▶ To do: Duplicate the entries below line for line, omitting any pictures.

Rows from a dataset

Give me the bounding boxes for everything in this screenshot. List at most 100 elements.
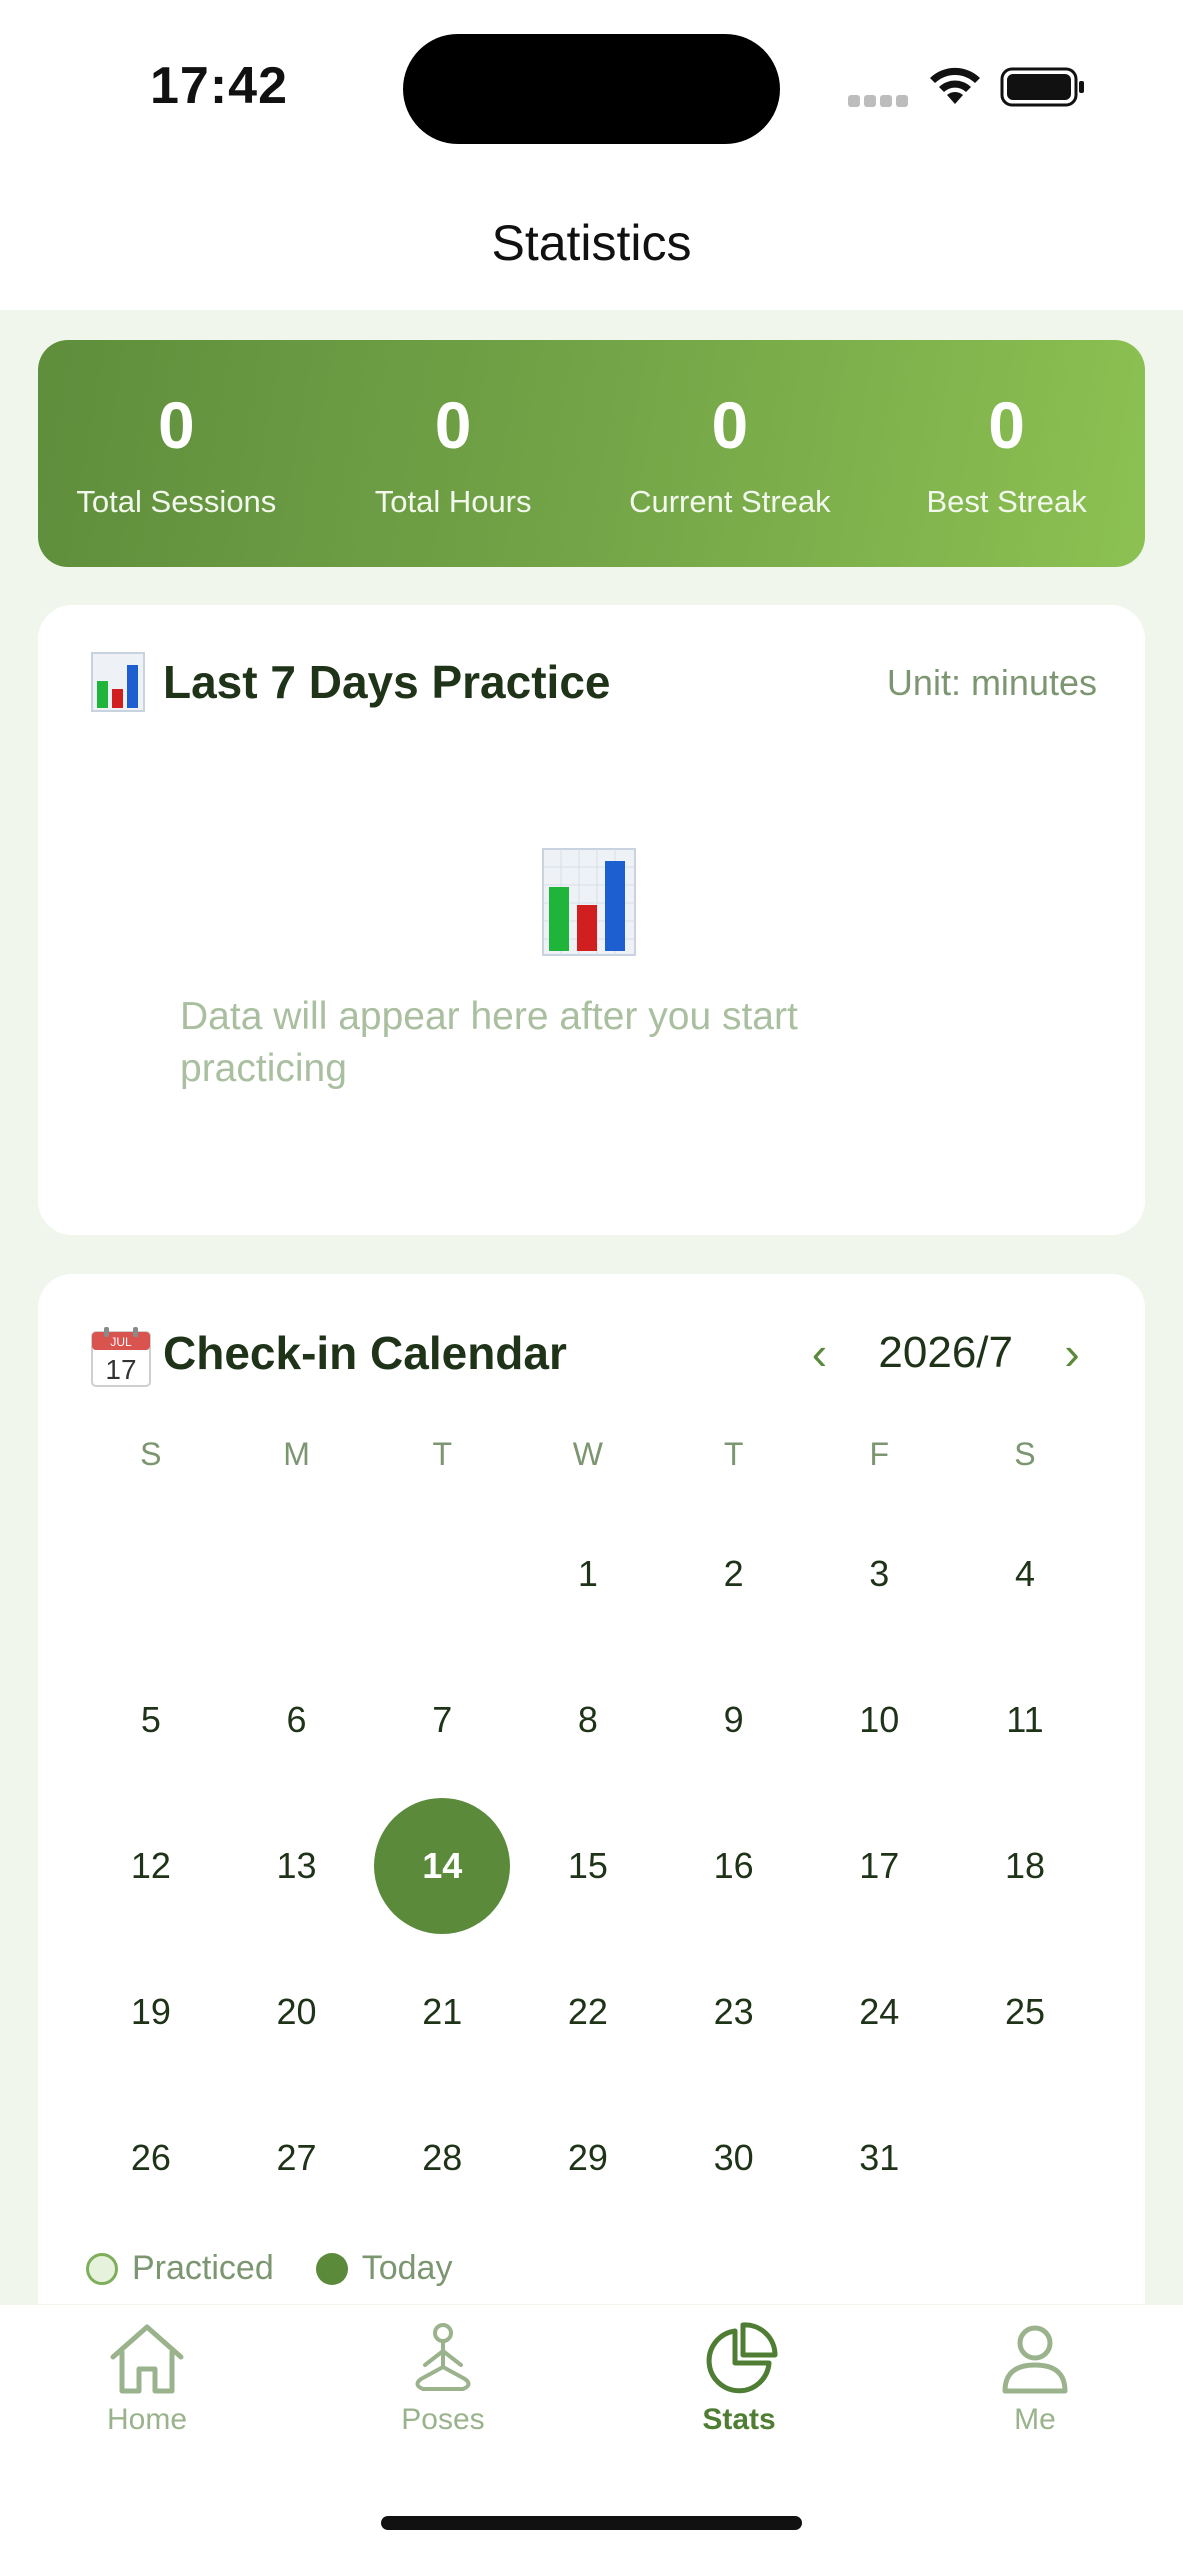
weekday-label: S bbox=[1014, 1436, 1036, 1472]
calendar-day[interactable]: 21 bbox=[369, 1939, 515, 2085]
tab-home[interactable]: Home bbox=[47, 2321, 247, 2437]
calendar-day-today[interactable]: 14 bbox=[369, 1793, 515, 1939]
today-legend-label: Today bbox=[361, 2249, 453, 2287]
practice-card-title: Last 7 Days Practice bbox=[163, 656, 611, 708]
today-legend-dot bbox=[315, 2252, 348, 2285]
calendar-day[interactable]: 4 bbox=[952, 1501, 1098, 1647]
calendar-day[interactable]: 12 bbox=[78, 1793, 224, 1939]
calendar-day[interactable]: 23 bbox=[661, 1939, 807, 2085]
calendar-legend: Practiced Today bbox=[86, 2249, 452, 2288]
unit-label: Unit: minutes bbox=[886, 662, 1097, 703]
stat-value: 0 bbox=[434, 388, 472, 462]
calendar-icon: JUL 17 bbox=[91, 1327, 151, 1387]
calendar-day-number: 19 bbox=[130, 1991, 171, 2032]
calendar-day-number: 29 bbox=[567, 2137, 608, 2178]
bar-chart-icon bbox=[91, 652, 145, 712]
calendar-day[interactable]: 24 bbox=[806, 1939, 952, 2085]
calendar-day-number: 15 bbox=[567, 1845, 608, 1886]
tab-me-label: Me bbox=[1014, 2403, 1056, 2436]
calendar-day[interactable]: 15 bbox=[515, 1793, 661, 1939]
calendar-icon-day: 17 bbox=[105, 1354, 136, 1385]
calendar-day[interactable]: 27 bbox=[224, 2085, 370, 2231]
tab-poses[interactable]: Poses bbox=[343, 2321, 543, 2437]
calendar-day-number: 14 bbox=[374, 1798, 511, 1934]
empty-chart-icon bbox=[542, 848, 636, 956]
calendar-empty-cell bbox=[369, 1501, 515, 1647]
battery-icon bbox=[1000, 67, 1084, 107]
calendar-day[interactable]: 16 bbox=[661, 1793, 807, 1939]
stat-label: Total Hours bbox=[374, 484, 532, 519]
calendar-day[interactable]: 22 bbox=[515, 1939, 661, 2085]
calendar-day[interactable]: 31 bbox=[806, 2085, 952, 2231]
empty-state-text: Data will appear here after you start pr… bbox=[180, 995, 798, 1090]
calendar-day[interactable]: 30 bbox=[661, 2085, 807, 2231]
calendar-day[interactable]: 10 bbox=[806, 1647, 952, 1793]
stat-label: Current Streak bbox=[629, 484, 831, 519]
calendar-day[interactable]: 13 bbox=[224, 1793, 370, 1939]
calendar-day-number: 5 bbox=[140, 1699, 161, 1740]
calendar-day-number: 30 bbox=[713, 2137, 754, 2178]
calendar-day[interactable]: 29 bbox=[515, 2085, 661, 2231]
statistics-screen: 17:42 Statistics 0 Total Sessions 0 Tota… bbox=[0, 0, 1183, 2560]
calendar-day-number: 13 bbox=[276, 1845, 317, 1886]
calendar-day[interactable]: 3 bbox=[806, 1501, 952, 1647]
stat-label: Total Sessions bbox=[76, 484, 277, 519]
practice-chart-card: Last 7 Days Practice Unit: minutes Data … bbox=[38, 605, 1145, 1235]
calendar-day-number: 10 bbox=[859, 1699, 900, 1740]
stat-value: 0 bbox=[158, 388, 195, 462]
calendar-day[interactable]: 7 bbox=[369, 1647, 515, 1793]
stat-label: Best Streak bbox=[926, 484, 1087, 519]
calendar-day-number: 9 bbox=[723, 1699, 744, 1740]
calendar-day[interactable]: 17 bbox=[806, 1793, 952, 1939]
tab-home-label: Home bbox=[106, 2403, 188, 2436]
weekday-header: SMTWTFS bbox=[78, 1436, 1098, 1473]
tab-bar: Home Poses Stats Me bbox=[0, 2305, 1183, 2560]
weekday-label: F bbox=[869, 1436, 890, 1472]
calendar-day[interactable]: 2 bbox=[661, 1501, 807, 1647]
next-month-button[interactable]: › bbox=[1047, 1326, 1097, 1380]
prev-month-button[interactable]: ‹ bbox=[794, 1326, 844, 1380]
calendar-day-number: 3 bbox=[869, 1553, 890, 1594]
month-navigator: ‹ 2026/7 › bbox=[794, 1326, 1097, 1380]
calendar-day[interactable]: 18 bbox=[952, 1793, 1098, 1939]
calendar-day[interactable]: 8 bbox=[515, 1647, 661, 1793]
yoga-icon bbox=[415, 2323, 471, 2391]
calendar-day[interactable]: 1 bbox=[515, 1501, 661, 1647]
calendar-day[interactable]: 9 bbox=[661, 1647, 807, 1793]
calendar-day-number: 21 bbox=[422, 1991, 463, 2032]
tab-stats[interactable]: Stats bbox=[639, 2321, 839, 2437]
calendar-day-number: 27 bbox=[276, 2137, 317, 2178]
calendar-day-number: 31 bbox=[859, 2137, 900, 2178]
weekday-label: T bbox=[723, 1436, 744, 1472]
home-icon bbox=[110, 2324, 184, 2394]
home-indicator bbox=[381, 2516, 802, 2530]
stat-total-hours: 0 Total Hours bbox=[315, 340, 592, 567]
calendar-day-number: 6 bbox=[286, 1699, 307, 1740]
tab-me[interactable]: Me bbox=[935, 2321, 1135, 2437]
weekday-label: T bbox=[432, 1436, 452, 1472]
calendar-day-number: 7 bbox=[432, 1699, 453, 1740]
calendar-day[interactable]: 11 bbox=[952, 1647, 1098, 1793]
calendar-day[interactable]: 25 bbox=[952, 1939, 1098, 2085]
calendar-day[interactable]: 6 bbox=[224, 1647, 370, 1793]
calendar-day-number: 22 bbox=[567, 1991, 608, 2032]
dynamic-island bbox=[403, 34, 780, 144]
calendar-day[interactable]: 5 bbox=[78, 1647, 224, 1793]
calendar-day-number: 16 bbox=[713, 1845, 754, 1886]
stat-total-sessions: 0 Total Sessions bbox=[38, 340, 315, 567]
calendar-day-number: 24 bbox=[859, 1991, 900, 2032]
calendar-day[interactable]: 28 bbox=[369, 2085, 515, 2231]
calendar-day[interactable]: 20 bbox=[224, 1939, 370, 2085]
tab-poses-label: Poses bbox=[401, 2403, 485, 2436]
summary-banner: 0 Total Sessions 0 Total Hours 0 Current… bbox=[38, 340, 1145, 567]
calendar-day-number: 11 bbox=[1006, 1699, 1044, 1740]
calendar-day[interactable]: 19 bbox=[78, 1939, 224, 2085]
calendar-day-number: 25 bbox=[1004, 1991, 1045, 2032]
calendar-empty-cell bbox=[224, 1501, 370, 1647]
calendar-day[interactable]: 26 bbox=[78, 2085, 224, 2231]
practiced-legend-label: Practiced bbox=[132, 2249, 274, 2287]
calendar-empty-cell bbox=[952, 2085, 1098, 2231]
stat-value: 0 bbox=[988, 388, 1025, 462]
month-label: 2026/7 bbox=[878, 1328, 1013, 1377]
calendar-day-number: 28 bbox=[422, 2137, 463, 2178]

▶ Output for this exercise:
Give me the bounding boxes for everything in this screenshot. List at most 100 elements.
weekday-label: S bbox=[1014, 1436, 1036, 1472]
calendar-day[interactable]: 21 bbox=[369, 1939, 515, 2085]
tab-home[interactable]: Home bbox=[47, 2321, 247, 2437]
calendar-day-today[interactable]: 14 bbox=[369, 1793, 515, 1939]
today-legend-label: Today bbox=[361, 2249, 453, 2287]
practice-card-title: Last 7 Days Practice bbox=[163, 656, 611, 708]
today-legend-dot bbox=[315, 2252, 348, 2285]
calendar-day[interactable]: 4 bbox=[952, 1501, 1098, 1647]
calendar-day[interactable]: 12 bbox=[78, 1793, 224, 1939]
calendar-day[interactable]: 23 bbox=[661, 1939, 807, 2085]
calendar-legend: Practiced Today bbox=[86, 2249, 452, 2288]
unit-label: Unit: minutes bbox=[886, 662, 1097, 703]
stat-value: 0 bbox=[434, 388, 472, 462]
calendar-icon: JUL 17 bbox=[91, 1327, 151, 1387]
calendar-day-number: 19 bbox=[130, 1991, 171, 2032]
calendar-day-number: 29 bbox=[567, 2137, 608, 2178]
bar-chart-icon bbox=[91, 652, 145, 712]
calendar-day[interactable]: 24 bbox=[806, 1939, 952, 2085]
calendar-day-number: 15 bbox=[567, 1845, 608, 1886]
tab-me-label: Me bbox=[1014, 2403, 1056, 2436]
calendar-day[interactable]: 15 bbox=[515, 1793, 661, 1939]
calendar-icon-day: 17 bbox=[105, 1354, 136, 1385]
calendar-day[interactable]: 27 bbox=[224, 2085, 370, 2231]
tab-poses[interactable]: Poses bbox=[343, 2321, 543, 2437]
calendar-day-number: 14 bbox=[374, 1798, 511, 1934]
empty-chart-icon bbox=[542, 848, 636, 956]
calendar-empty-cell bbox=[369, 1501, 515, 1647]
battery-icon bbox=[1000, 67, 1084, 107]
calendar-day[interactable]: 16 bbox=[661, 1793, 807, 1939]
stat-label: Total Hours bbox=[374, 484, 532, 519]
calendar-day[interactable]: 22 bbox=[515, 1939, 661, 2085]
calendar-day[interactable]: 31 bbox=[806, 2085, 952, 2231]
empty-state-text: Data will appear here after you start pr… bbox=[180, 995, 798, 1090]
calendar-day[interactable]: 30 bbox=[661, 2085, 807, 2231]
calendar-day[interactable]: 10 bbox=[806, 1647, 952, 1793]
stat-label: Current Streak bbox=[629, 484, 831, 519]
calendar-day[interactable]: 13 bbox=[224, 1793, 370, 1939]
calendar-day-number: 5 bbox=[140, 1699, 161, 1740]
calendar-day-number: 30 bbox=[713, 2137, 754, 2178]
calendar-day[interactable]: 29 bbox=[515, 2085, 661, 2231]
statistics-screen: 17:42 Statistics 0 Total Sessions 0 Tota… bbox=[0, 0, 1183, 2560]
calendar-day-number: 13 bbox=[276, 1845, 317, 1886]
calendar-day[interactable]: 3 bbox=[806, 1501, 952, 1647]
stat-label: Total Sessions bbox=[76, 484, 277, 519]
practice-chart-card: Last 7 Days Practice Unit: minutes Data … bbox=[38, 605, 1145, 1235]
calendar-day-number: 10 bbox=[859, 1699, 900, 1740]
stat-value: 0 bbox=[158, 388, 195, 462]
calendar-day[interactable]: 7 bbox=[369, 1647, 515, 1793]
stat-label: Best Streak bbox=[926, 484, 1087, 519]
calendar-day-number: 9 bbox=[723, 1699, 744, 1740]
calendar-day[interactable]: 17 bbox=[806, 1793, 952, 1939]
tab-home-label: Home bbox=[106, 2403, 188, 2436]
weekday-header: SMTWTFS bbox=[78, 1436, 1098, 1473]
tab-bar: Home Poses Stats Me bbox=[0, 2305, 1183, 2560]
weekday-label: F bbox=[869, 1436, 890, 1472]
calendar-day[interactable]: 2 bbox=[661, 1501, 807, 1647]
next-month-button[interactable]: › bbox=[1047, 1326, 1097, 1380]
prev-month-button[interactable]: ‹ bbox=[794, 1326, 844, 1380]
calendar-day-number: 3 bbox=[869, 1553, 890, 1594]
month-navigator: ‹ 2026/7 › bbox=[794, 1326, 1097, 1380]
calendar-day[interactable]: 18 bbox=[952, 1793, 1098, 1939]
calendar-day[interactable]: 8 bbox=[515, 1647, 661, 1793]
yoga-icon bbox=[415, 2323, 471, 2391]
calendar-day[interactable]: 1 bbox=[515, 1501, 661, 1647]
calendar-day[interactable]: 9 bbox=[661, 1647, 807, 1793]
calendar-day-number: 21 bbox=[422, 1991, 463, 2032]
tab-stats[interactable]: Stats bbox=[639, 2321, 839, 2437]
calendar-day-number: 27 bbox=[276, 2137, 317, 2178]
calendar-day-number: 31 bbox=[859, 2137, 900, 2178]
weekday-label: T bbox=[723, 1436, 744, 1472]
home-icon bbox=[110, 2324, 184, 2394]
home-indicator bbox=[381, 2516, 802, 2530]
stat-total-hours: 0 Total Hours bbox=[315, 340, 592, 567]
calendar-day-number: 6 bbox=[286, 1699, 307, 1740]
tab-me[interactable]: Me bbox=[935, 2321, 1135, 2437]
weekday-label: T bbox=[432, 1436, 452, 1472]
calendar-day-number: 7 bbox=[432, 1699, 453, 1740]
calendar-day[interactable]: 11 bbox=[952, 1647, 1098, 1793]
calendar-day[interactable]: 25 bbox=[952, 1939, 1098, 2085]
calendar-day[interactable]: 6 bbox=[224, 1647, 370, 1793]
calendar-day-number: 22 bbox=[567, 1991, 608, 2032]
dynamic-island bbox=[403, 34, 780, 144]
calendar-day[interactable]: 5 bbox=[78, 1647, 224, 1793]
calendar-day-number: 16 bbox=[713, 1845, 754, 1886]
stat-total-sessions: 0 Total Sessions bbox=[38, 340, 315, 567]
calendar-day-number: 24 bbox=[859, 1991, 900, 2032]
calendar-day[interactable]: 28 bbox=[369, 2085, 515, 2231]
calendar-day[interactable]: 20 bbox=[224, 1939, 370, 2085]
tab-poses-label: Poses bbox=[401, 2403, 485, 2436]
summary-banner: 0 Total Sessions 0 Total Hours 0 Current… bbox=[38, 340, 1145, 567]
calendar-day-number: 11 bbox=[1006, 1699, 1044, 1740]
calendar-day[interactable]: 19 bbox=[78, 1939, 224, 2085]
calendar-day-number: 25 bbox=[1004, 1991, 1045, 2032]
calendar-empty-cell bbox=[224, 1501, 370, 1647]
calendar-day[interactable]: 26 bbox=[78, 2085, 224, 2231]
practiced-legend-label: Practiced bbox=[132, 2249, 274, 2287]
calendar-empty-cell bbox=[952, 2085, 1098, 2231]
stat-value: 0 bbox=[988, 388, 1025, 462]
month-label: 2026/7 bbox=[878, 1328, 1013, 1377]
calendar-day-number: 28 bbox=[422, 2137, 463, 2178]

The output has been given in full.